====== Extracto de la página

Los vencedores (1963)



Uno de los carteles promocionales de Los vencedores (The Victors, 1963) desvía la atención hacia 
<<las seis mujeres más excitantes del mundo... en el entretenimiento más explosivo jamás hecho>>, pero, en realidad, solo se trata de un recurso publicitario, insustancial y engañoso, que ni de lejos se ajusta a los personajes de las actrices (Melina Mercouri, Jeanne Moreau, Rosanna Schiaffino, Romy Schneider, Elke Sommer y Senta Berger) y mucho menos a la intención de Carl Foreman, la cual sí cuadra con las palabras de Wilfred Owen que cierran el film:

<<Mi tema es la guerra, y la pena de la guerra.
La poesía está en la pena.

============

* Qué debes hacer *
• A. Indica si cada afirmación concuerda con el fragmento sobre Los vencedores. Justifica cada respuesta con las palabras exactas del texto que la deciden: (i) el cartel promocional anuncia a siete mujeres; (ii) las palabras que cierran la película son de Wilfred Owen; (iii) el recurso publicitario se ajusta bien a los personajes de las actrices.
• B. Copia sin cambios el pasaje del fragmento sobre Los vencedores que va de "Uno de los carteles" a "en la pena.".

====== Datos proporcionados

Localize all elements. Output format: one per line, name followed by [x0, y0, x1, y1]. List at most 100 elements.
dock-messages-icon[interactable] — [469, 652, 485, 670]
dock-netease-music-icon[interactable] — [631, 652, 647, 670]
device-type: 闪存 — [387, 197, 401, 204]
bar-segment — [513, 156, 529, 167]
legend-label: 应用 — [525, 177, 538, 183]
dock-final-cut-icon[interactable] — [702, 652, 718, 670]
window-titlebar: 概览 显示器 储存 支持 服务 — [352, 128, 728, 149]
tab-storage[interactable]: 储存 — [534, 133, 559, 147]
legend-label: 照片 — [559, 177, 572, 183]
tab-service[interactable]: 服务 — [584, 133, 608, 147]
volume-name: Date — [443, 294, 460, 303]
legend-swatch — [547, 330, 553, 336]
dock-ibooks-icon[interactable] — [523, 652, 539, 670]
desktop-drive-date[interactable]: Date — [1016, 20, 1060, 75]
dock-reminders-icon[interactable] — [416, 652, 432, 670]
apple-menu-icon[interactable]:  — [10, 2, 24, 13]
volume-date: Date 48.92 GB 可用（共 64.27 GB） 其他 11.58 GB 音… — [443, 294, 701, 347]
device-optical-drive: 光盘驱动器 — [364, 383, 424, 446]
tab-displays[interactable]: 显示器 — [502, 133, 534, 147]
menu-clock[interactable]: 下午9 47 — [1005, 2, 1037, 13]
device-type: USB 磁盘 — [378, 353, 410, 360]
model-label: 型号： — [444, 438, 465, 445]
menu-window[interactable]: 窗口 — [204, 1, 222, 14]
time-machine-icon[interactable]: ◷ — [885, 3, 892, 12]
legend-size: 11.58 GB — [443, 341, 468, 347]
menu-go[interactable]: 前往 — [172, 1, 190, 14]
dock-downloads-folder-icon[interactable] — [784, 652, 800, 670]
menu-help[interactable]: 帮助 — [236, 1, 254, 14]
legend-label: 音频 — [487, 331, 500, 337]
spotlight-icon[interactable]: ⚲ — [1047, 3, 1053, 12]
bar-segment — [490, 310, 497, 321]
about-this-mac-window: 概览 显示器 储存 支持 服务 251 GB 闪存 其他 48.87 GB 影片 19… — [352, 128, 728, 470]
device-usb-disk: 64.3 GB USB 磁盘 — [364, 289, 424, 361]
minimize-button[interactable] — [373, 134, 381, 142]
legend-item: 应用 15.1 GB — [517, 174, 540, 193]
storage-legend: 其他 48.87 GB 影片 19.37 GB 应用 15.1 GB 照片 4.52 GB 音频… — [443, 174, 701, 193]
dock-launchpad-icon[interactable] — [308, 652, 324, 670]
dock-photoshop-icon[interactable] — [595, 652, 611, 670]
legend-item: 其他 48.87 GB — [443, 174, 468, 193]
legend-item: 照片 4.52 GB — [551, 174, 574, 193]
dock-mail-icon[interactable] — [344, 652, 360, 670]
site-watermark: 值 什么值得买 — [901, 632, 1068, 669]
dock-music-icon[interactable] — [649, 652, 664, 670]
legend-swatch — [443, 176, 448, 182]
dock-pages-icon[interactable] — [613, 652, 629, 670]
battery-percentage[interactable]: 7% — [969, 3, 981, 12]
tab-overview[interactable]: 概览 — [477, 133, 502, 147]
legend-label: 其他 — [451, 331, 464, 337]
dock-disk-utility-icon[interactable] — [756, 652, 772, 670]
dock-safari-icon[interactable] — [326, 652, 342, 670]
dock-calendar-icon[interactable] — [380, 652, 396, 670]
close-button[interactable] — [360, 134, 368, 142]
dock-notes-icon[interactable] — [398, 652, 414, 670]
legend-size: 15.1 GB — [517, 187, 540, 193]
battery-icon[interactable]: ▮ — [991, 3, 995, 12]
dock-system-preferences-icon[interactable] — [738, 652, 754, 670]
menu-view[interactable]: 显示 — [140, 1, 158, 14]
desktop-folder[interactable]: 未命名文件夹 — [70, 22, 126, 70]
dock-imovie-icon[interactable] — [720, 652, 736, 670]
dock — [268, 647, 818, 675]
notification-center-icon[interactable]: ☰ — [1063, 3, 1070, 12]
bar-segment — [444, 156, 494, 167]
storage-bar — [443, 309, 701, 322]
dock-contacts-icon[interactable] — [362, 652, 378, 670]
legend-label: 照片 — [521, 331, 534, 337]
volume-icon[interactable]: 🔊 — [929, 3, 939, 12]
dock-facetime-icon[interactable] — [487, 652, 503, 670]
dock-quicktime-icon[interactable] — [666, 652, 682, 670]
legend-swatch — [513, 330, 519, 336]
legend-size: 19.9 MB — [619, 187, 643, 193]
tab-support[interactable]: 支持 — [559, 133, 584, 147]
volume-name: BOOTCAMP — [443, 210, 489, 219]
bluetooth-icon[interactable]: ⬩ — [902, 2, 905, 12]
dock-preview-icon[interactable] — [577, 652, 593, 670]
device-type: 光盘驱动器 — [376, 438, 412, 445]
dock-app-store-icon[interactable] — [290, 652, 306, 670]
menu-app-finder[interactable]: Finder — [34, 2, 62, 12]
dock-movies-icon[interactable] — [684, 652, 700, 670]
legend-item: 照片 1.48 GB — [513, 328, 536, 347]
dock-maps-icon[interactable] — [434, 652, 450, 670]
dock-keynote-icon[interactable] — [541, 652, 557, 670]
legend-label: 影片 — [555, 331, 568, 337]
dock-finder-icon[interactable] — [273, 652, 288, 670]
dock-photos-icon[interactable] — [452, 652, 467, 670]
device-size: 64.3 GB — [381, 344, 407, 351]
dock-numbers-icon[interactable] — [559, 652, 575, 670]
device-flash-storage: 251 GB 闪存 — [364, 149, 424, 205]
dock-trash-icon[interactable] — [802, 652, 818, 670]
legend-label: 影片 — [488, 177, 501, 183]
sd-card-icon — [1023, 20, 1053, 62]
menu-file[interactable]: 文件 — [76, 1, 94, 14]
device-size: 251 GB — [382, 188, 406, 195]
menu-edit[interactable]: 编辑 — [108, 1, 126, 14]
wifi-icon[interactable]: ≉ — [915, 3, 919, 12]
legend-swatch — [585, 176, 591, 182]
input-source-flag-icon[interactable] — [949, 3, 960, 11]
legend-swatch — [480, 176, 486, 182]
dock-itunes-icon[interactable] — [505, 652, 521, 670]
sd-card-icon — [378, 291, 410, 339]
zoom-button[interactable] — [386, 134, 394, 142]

============

* Soluciones *
• A.
(i) No: "las seis mujeres más excitantes del mundo".
(ii) Sí: "la cual sí cuadra con las palabras de Wilfred Owen que cierran el film".
(iii) No: "que ni de lejos se ajusta a los personajes de las actrices".

• B.
Uno de los carteles promocionales de Los vencedores (The Victors, 1963) desvía la atención hacia 
<<las seis mujeres más excitantes del mundo... en el entretenimiento más explosivo jamás hecho>>, pero, en realidad, solo se trata de un recurso publicitario, insustancial y engañoso, que ni de lejos se ajusta a los personajes de las actrices (Melina Mercouri, Jeanne Moreau, Rosanna Schiaffino, Romy Schneider, Elke Sommer y Senta Berger) y mucho menos a la intención de Carl Foreman, la cual sí cuadra con las palabras de Wilfred Owen que cierran el film:

<<Mi tema es la guerra, y la pena de la guerra.
La poesía está en la pena.